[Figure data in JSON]
━━━━
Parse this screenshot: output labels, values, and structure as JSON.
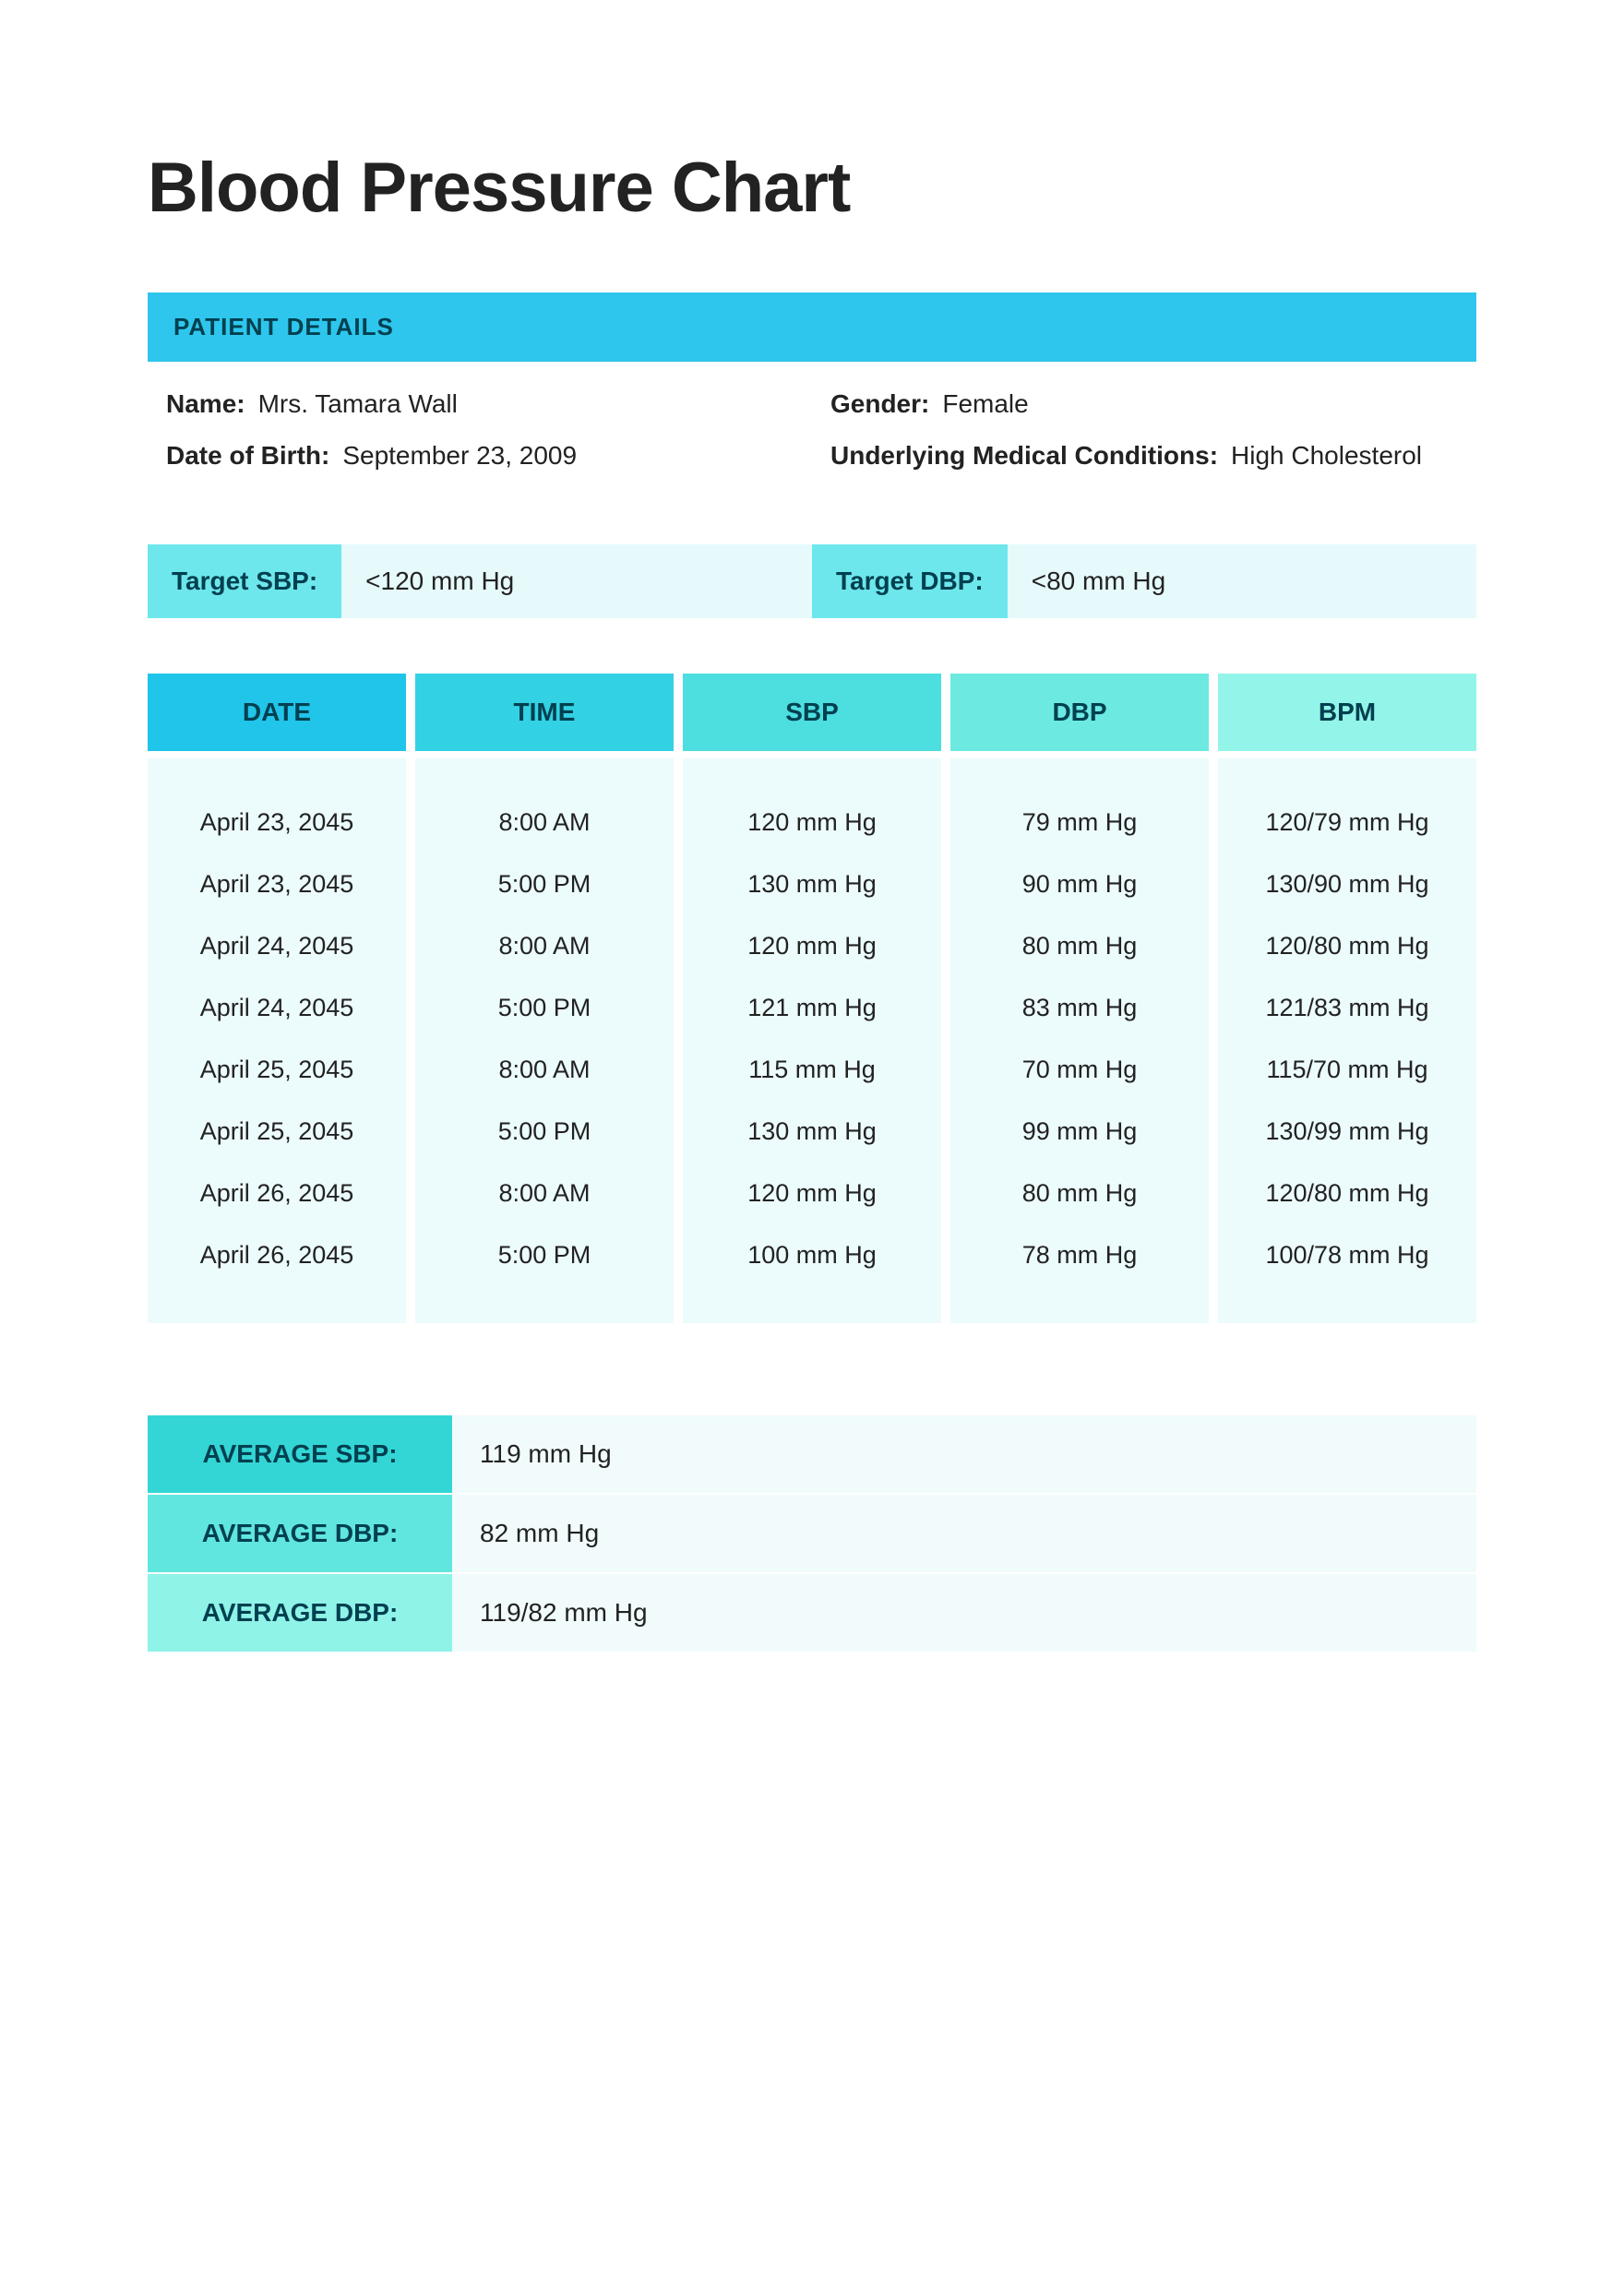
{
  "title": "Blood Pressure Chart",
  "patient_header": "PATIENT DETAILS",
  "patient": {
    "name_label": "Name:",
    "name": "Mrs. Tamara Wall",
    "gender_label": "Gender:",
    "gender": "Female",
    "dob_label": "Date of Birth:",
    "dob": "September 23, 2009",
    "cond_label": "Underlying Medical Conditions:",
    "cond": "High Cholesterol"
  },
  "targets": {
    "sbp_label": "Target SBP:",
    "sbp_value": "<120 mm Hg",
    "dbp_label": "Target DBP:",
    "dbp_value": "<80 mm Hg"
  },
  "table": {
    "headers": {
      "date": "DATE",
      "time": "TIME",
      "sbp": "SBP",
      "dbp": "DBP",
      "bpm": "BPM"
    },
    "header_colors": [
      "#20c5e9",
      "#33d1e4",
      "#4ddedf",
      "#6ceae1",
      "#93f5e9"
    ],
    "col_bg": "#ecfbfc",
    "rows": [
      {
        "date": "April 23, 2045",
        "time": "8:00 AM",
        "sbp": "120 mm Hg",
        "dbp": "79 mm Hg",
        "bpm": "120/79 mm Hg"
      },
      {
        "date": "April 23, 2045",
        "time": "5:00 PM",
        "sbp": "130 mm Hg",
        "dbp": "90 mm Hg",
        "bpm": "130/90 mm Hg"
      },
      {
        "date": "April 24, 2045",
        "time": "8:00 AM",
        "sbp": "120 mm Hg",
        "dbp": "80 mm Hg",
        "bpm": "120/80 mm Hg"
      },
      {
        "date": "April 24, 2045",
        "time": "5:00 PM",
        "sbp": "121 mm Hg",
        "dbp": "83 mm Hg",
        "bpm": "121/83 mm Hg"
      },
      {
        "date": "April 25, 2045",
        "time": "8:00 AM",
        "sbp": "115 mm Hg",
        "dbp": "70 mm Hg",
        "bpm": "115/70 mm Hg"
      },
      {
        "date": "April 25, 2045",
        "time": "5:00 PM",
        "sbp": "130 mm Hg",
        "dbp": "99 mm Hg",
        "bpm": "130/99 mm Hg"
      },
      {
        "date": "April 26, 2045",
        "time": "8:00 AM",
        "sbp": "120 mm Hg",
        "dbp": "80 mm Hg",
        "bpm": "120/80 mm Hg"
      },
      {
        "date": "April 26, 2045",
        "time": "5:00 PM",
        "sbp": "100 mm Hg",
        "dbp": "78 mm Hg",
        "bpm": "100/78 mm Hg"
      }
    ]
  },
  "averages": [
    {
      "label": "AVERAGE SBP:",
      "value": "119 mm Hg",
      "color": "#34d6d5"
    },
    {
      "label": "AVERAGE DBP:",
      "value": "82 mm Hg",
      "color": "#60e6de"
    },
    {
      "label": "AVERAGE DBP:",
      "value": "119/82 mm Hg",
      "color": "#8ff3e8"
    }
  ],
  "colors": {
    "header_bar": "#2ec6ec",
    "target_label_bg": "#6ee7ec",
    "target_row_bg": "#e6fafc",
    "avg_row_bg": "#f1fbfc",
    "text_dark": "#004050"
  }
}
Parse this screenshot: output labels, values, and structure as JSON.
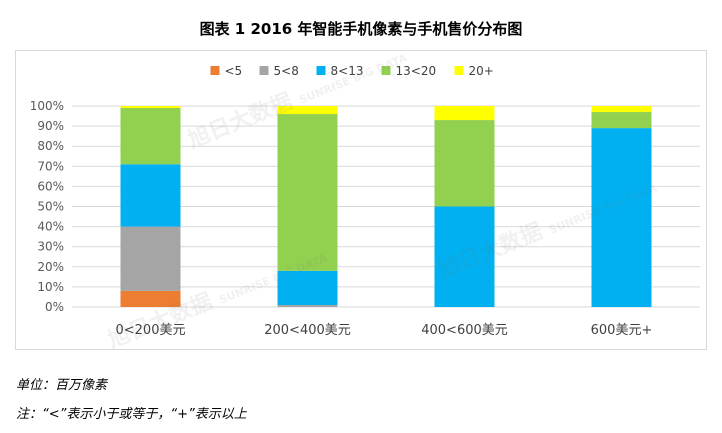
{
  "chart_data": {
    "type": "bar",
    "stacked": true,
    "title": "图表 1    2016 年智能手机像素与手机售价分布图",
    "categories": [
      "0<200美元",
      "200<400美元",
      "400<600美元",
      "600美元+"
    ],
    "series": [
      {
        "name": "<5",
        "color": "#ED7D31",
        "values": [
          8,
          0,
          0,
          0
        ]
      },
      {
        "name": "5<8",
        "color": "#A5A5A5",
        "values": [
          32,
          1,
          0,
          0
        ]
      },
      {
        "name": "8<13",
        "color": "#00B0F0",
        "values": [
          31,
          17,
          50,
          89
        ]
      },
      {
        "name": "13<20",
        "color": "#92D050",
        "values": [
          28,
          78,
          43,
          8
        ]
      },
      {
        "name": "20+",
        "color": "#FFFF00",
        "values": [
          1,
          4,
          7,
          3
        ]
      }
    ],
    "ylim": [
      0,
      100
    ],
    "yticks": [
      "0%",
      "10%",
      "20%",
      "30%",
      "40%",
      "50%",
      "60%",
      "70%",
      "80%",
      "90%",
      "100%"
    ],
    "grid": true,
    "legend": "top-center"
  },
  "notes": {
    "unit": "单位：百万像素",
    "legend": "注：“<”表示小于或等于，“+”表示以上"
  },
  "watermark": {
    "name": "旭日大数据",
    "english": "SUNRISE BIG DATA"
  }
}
━━━━
[GOAL] Copy out each record shown above without alteration, skipping any picture.

[FULL SOLUTION]
Parse this screenshot: output labels, values, and structure as JSON.
{
  "title": "Blood Pressure Chart",
  "patient_header": "PATIENT DETAILS",
  "patient": {
    "name_label": "Name:",
    "name": "Mrs. Tamara Wall",
    "gender_label": "Gender:",
    "gender": "Female",
    "dob_label": "Date of Birth:",
    "dob": "September 23, 2009",
    "cond_label": "Underlying Medical Conditions:",
    "cond": "High Cholesterol"
  },
  "targets": {
    "sbp_label": "Target SBP:",
    "sbp_value": "<120 mm Hg",
    "dbp_label": "Target DBP:",
    "dbp_value": "<80 mm Hg"
  },
  "table": {
    "headers": {
      "date": "DATE",
      "time": "TIME",
      "sbp": "SBP",
      "dbp": "DBP",
      "bpm": "BPM"
    },
    "header_colors": [
      "#20c5e9",
      "#33d1e4",
      "#4ddedf",
      "#6ceae1",
      "#93f5e9"
    ],
    "col_bg": "#ecfbfc",
    "rows": [
      {
        "date": "April 23, 2045",
        "time": "8:00 AM",
        "sbp": "120 mm Hg",
        "dbp": "79 mm Hg",
        "bpm": "120/79 mm Hg"
      },
      {
        "date": "April 23, 2045",
        "time": "5:00 PM",
        "sbp": "130 mm Hg",
        "dbp": "90 mm Hg",
        "bpm": "130/90 mm Hg"
      },
      {
        "date": "April 24, 2045",
        "time": "8:00 AM",
        "sbp": "120 mm Hg",
        "dbp": "80 mm Hg",
        "bpm": "120/80 mm Hg"
      },
      {
        "date": "April 24, 2045",
        "time": "5:00 PM",
        "sbp": "121 mm Hg",
        "dbp": "83 mm Hg",
        "bpm": "121/83 mm Hg"
      },
      {
        "date": "April 25, 2045",
        "time": "8:00 AM",
        "sbp": "115 mm Hg",
        "dbp": "70 mm Hg",
        "bpm": "115/70 mm Hg"
      },
      {
        "date": "April 25, 2045",
        "time": "5:00 PM",
        "sbp": "130 mm Hg",
        "dbp": "99 mm Hg",
        "bpm": "130/99 mm Hg"
      },
      {
        "date": "April 26, 2045",
        "time": "8:00 AM",
        "sbp": "120 mm Hg",
        "dbp": "80 mm Hg",
        "bpm": "120/80 mm Hg"
      },
      {
        "date": "April 26, 2045",
        "time": "5:00 PM",
        "sbp": "100 mm Hg",
        "dbp": "78 mm Hg",
        "bpm": "100/78 mm Hg"
      }
    ]
  },
  "averages": [
    {
      "label": "AVERAGE SBP:",
      "value": "119 mm Hg",
      "color": "#34d6d5"
    },
    {
      "label": "AVERAGE DBP:",
      "value": "82 mm Hg",
      "color": "#60e6de"
    },
    {
      "label": "AVERAGE DBP:",
      "value": "119/82 mm Hg",
      "color": "#8ff3e8"
    }
  ],
  "colors": {
    "header_bar": "#2ec6ec",
    "target_label_bg": "#6ee7ec",
    "target_row_bg": "#e6fafc",
    "avg_row_bg": "#f1fbfc",
    "text_dark": "#004050"
  }
}
Parse this screenshot: output labels, values, and structure as JSON.
{
  "chart_data": {
    "type": "bar",
    "stacked": true,
    "title": "图表 1    2016 年智能手机像素与手机售价分布图",
    "categories": [
      "0<200美元",
      "200<400美元",
      "400<600美元",
      "600美元+"
    ],
    "series": [
      {
        "name": "<5",
        "color": "#ED7D31",
        "values": [
          8,
          0,
          0,
          0
        ]
      },
      {
        "name": "5<8",
        "color": "#A5A5A5",
        "values": [
          32,
          1,
          0,
          0
        ]
      },
      {
        "name": "8<13",
        "color": "#00B0F0",
        "values": [
          31,
          17,
          50,
          89
        ]
      },
      {
        "name": "13<20",
        "color": "#92D050",
        "values": [
          28,
          78,
          43,
          8
        ]
      },
      {
        "name": "20+",
        "color": "#FFFF00",
        "values": [
          1,
          4,
          7,
          3
        ]
      }
    ],
    "ylim": [
      0,
      100
    ],
    "yticks": [
      "0%",
      "10%",
      "20%",
      "30%",
      "40%",
      "50%",
      "60%",
      "70%",
      "80%",
      "90%",
      "100%"
    ],
    "grid": true,
    "legend": "top-center"
  },
  "notes": {
    "unit": "单位：百万像素",
    "legend": "注：“<”表示小于或等于，“+”表示以上"
  },
  "watermark": {
    "name": "旭日大数据",
    "english": "SUNRISE BIG DATA"
  }
}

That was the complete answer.